Figure record listings:
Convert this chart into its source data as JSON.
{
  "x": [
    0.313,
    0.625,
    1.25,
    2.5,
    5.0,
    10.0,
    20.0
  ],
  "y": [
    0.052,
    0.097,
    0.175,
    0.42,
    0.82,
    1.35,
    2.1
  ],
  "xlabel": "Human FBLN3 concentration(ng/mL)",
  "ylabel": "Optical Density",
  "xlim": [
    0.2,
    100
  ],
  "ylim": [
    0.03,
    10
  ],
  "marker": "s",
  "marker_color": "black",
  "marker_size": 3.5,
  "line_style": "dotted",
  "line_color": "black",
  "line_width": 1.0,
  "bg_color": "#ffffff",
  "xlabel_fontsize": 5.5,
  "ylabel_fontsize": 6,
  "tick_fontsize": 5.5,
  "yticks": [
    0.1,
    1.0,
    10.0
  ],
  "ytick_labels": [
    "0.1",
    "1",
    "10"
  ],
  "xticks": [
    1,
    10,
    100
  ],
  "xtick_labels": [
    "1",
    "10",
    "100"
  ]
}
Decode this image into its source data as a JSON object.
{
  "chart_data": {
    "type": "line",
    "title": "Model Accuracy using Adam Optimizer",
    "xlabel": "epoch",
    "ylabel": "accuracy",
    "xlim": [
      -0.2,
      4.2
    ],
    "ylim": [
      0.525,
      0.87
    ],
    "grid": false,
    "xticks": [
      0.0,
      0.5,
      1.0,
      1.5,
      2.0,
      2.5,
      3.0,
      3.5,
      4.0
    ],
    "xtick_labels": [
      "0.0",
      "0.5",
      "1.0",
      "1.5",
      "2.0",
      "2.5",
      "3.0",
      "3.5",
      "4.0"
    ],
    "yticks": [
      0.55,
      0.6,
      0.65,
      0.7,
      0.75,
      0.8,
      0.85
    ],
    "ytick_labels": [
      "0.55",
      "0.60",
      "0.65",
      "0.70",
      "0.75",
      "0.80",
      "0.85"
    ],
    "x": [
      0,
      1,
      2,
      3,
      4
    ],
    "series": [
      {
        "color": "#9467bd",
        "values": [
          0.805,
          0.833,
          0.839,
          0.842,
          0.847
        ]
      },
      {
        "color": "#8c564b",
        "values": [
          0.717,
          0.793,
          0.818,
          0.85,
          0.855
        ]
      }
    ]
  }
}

--

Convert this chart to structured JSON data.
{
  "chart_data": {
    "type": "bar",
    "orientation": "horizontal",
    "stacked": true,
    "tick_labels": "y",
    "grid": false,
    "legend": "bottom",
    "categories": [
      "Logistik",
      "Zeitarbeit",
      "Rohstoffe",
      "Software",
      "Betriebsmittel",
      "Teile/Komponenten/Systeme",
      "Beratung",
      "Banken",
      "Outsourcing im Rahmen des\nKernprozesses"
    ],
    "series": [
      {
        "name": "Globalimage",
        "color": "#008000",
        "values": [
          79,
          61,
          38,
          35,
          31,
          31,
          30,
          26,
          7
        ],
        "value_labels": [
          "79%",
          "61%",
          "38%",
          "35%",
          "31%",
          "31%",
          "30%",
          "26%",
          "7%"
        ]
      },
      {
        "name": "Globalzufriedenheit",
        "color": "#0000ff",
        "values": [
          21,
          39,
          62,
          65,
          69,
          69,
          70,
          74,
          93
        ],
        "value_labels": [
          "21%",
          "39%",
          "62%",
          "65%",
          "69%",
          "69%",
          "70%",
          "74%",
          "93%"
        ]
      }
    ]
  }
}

**TASK BRIEF**
Lines containing "JSON" are to be counted. State the total and add nothing.

**SOLUTION FOR THIS TASK**
3